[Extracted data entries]
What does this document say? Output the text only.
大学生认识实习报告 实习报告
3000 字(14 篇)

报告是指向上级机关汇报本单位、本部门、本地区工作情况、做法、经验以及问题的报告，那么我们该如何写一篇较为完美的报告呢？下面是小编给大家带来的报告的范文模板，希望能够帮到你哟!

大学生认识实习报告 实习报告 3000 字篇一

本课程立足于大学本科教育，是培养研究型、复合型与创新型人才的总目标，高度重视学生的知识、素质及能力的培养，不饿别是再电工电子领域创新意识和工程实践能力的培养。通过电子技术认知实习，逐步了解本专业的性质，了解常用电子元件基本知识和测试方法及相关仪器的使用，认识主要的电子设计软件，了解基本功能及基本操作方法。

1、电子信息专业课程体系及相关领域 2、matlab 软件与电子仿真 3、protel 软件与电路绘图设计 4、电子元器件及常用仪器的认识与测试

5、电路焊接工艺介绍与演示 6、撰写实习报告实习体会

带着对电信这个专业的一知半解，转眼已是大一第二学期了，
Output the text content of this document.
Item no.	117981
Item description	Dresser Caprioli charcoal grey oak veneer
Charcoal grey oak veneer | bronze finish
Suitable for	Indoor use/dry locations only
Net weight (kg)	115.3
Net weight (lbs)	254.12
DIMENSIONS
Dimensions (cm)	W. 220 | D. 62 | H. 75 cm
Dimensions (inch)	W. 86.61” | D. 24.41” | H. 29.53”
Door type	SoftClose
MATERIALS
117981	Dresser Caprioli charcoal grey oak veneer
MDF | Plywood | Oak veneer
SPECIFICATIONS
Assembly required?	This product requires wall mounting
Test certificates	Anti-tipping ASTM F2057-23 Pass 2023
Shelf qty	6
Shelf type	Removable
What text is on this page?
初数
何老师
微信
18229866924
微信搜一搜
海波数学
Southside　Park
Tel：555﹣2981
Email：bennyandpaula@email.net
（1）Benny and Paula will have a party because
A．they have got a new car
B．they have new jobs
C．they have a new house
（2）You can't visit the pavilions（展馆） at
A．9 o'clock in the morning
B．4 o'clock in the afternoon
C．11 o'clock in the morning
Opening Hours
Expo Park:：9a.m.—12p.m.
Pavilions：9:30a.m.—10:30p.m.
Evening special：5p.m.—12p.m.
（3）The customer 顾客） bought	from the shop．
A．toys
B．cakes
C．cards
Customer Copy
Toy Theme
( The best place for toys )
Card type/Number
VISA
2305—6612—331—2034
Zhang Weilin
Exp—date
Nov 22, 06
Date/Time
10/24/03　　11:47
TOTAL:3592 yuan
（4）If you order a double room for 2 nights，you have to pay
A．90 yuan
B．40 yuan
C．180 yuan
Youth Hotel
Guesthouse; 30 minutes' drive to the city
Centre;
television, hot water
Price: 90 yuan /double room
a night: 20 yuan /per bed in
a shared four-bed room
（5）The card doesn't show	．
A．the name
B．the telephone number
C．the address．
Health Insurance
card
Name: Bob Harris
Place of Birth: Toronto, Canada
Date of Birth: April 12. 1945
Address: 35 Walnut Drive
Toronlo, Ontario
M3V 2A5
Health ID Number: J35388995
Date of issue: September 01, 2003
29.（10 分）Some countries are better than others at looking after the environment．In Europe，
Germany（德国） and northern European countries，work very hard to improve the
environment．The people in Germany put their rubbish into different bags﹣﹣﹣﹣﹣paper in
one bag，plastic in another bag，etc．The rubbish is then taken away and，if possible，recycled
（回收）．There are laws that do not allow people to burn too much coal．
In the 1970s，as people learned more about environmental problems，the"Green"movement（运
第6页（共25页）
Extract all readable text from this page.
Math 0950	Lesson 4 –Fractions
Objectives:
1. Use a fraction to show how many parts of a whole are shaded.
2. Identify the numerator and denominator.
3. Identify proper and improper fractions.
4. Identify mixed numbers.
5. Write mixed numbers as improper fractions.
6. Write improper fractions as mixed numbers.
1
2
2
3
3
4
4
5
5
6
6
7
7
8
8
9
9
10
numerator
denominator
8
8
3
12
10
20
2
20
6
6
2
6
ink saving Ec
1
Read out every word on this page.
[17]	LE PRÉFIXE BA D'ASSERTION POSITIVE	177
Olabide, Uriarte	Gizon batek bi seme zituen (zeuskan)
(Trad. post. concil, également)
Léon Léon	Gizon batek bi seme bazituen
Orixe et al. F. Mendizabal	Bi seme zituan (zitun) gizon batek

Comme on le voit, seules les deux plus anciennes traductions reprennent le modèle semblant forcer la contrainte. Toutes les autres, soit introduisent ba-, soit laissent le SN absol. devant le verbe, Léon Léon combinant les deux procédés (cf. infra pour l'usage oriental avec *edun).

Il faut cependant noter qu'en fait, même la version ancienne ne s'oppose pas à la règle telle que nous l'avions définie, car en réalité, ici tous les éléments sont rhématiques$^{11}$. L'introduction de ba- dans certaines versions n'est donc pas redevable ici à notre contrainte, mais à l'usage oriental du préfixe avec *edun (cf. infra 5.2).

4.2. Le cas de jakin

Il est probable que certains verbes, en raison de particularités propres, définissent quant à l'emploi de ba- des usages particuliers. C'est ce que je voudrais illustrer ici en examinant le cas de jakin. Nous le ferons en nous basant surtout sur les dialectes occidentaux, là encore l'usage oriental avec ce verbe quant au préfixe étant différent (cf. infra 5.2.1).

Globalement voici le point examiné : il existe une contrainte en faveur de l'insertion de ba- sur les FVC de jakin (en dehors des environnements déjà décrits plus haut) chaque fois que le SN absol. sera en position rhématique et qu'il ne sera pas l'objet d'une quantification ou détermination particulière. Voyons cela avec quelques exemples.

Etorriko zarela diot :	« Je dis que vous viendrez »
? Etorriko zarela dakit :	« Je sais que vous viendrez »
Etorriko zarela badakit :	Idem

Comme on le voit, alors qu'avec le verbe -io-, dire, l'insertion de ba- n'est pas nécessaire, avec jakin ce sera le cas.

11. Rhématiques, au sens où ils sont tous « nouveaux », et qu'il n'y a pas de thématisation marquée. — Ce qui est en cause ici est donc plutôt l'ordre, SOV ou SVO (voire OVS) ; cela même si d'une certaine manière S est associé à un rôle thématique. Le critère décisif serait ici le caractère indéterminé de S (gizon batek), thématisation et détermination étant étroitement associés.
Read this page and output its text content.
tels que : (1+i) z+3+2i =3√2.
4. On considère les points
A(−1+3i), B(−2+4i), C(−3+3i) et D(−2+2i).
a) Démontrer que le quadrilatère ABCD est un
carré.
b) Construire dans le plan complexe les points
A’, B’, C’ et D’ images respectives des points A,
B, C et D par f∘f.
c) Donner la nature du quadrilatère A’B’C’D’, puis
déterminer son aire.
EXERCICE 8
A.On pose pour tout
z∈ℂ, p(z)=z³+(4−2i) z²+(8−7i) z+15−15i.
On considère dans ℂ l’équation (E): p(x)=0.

Exercise prompt.
Above are some records; repeat all of them exactly.

Output for this exercise.
What does this document say? Output the text only.
大学生认识实习报告 实习报告
3000 字(14 篇)

报告是指向上级机关汇报本单位、本部门、本地区工作情况、做法、经验以及问题的报告，那么我们该如何写一篇较为完美的报告呢？下面是小编给大家带来的报告的范文模板，希望能够帮到你哟!

大学生认识实习报告 实习报告 3000 字篇一

本课程立足于大学本科教育，是培养研究型、复合型与创新型人才的总目标，高度重视学生的知识、素质及能力的培养，不饿别是再电工电子领域创新意识和工程实践能力的培养。通过电子技术认知实习，逐步了解本专业的性质，了解常用电子元件基本知识和测试方法及相关仪器的使用，认识主要的电子设计软件，了解基本功能及基本操作方法。

1、电子信息专业课程体系及相关领域 2、matlab 软件与电子仿真 3、protel 软件与电路绘图设计 4、电子元器件及常用仪器的认识与测试

5、电路焊接工艺介绍与演示 6、撰写实习报告实习体会

带着对电信这个专业的一知半解，转眼已是大一第二学期了，
Output the text content of this document.
Item no.	117981
Item description	Dresser Caprioli charcoal grey oak veneer
Charcoal grey oak veneer | bronze finish
Suitable for	Indoor use/dry locations only
Net weight (kg)	115.3
Net weight (lbs)	254.12
DIMENSIONS
Dimensions (cm)	W. 220 | D. 62 | H. 75 cm
Dimensions (inch)	W. 86.61” | D. 24.41” | H. 29.53”
Door type	SoftClose
MATERIALS
117981	Dresser Caprioli charcoal grey oak veneer
MDF | Plywood | Oak veneer
SPECIFICATIONS
Assembly required?	This product requires wall mounting
Test certificates	Anti-tipping ASTM F2057-23 Pass 2023
Shelf qty	6
Shelf type	Removable
What text is on this page?
初数
何老师
微信
18229866924
微信搜一搜
海波数学
Southside　Park
Tel：555﹣2981
Email：bennyandpaula@email.net
（1）Benny and Paula will have a party because
A．they have got a new car
B．they have new jobs
C．they have a new house
（2）You can't visit the pavilions（展馆） at
A．9 o'clock in the morning
B．4 o'clock in the afternoon
C．11 o'clock in the morning
Opening Hours
Expo Park:：9a.m.—12p.m.
Pavilions：9:30a.m.—10:30p.m.
Evening special：5p.m.—12p.m.
（3）The customer 顾客） bought	from the shop．
A．toys
B．cakes
C．cards
Customer Copy
Toy Theme
( The best place for toys )
Card type/Number
VISA
2305—6612—331—2034
Zhang Weilin
Exp—date
Nov 22, 06
Date/Time
10/24/03　　11:47
TOTAL:3592 yuan
（4）If you order a double room for 2 nights，you have to pay
A．90 yuan
B．40 yuan
C．180 yuan
Youth Hotel
Guesthouse; 30 minutes' drive to the city
Centre;
television, hot water
Price: 90 yuan /double room
a night: 20 yuan /per bed in
a shared four-bed room
（5）The card doesn't show	．
A．the name
B．the telephone number
C．the address．
Health Insurance
card
Name: Bob Harris
Place of Birth: Toronto, Canada
Date of Birth: April 12. 1945
Address: 35 Walnut Drive
Toronlo, Ontario
M3V 2A5
Health ID Number: J35388995
Date of issue: September 01, 2003
29.（10 分）Some countries are better than others at looking after the environment．In Europe，
Germany（德国） and northern European countries，work very hard to improve the
environment．The people in Germany put their rubbish into different bags﹣﹣﹣﹣﹣paper in
one bag，plastic in another bag，etc．The rubbish is then taken away and，if possible，recycled
（回收）．There are laws that do not allow people to burn too much coal．
In the 1970s，as people learned more about environmental problems，the"Green"movement（运
第6页（共25页）
Extract all readable text from this page.
Math 0950	Lesson 4 –Fractions
Objectives:
1. Use a fraction to show how many parts of a whole are shaded.
2. Identify the numerator and denominator.
3. Identify proper and improper fractions.
4. Identify mixed numbers.
5. Write mixed numbers as improper fractions.
6. Write improper fractions as mixed numbers.
1
2
2
3
3
4
4
5
5
6
6
7
7
8
8
9
9
10
numerator
denominator
8
8
3
12
10
20
2
20
6
6
2
6
ink saving Ec
1
Read out every word on this page.
[17]	LE PRÉFIXE BA D'ASSERTION POSITIVE	177
Olabide, Uriarte	Gizon batek bi seme zituen (zeuskan)
(Trad. post. concil, également)
Léon Léon	Gizon batek bi seme bazituen
Orixe et al. F. Mendizabal	Bi seme zituan (zitun) gizon batek

Comme on le voit, seules les deux plus anciennes traductions reprennent le modèle semblant forcer la contrainte. Toutes les autres, soit introduisent ba-, soit laissent le SN absol. devant le verbe, Léon Léon combinant les deux procédés (cf. infra pour l'usage oriental avec *edun).

Il faut cependant noter qu'en fait, même la version ancienne ne s'oppose pas à la règle telle que nous l'avions définie, car en réalité, ici tous les éléments sont rhématiques$^{11}$. L'introduction de ba- dans certaines versions n'est donc pas redevable ici à notre contrainte, mais à l'usage oriental du préfixe avec *edun (cf. infra 5.2).

4.2. Le cas de jakin

Il est probable que certains verbes, en raison de particularités propres, définissent quant à l'emploi de ba- des usages particuliers. C'est ce que je voudrais illustrer ici en examinant le cas de jakin. Nous le ferons en nous basant surtout sur les dialectes occidentaux, là encore l'usage oriental avec ce verbe quant au préfixe étant différent (cf. infra 5.2.1).

Globalement voici le point examiné : il existe une contrainte en faveur de l'insertion de ba- sur les FVC de jakin (en dehors des environnements déjà décrits plus haut) chaque fois que le SN absol. sera en position rhématique et qu'il ne sera pas l'objet d'une quantification ou détermination particulière. Voyons cela avec quelques exemples.

Etorriko zarela diot :	« Je dis que vous viendrez »
? Etorriko zarela dakit :	« Je sais que vous viendrez »
Etorriko zarela badakit :	Idem

Comme on le voit, alors qu'avec le verbe -io-, dire, l'insertion de ba- n'est pas nécessaire, avec jakin ce sera le cas.

11. Rhématiques, au sens où ils sont tous « nouveaux », et qu'il n'y a pas de thématisation marquée. — Ce qui est en cause ici est donc plutôt l'ordre, SOV ou SVO (voire OVS) ; cela même si d'une certaine manière S est associé à un rôle thématique. Le critère décisif serait ici le caractère indéterminé de S (gizon batek), thématisation et détermination étant étroitement associés.
Read this page and output its text content.
tels que : (1+i) z+3+2i =3√2.
4. On considère les points
A(−1+3i), B(−2+4i), C(−3+3i) et D(−2+2i).
a) Démontrer que le quadrilatère ABCD est un
carré.
b) Construire dans le plan complexe les points
A’, B’, C’ et D’ images respectives des points A,
B, C et D par f∘f.
c) Donner la nature du quadrilatère A’B’C’D’, puis
déterminer son aire.
EXERCICE 8
A.On pose pour tout
z∈ℂ, p(z)=z³+(4−2i) z²+(8−7i) z+15−15i.
On considère dans ℂ l’équation (E): p(x)=0.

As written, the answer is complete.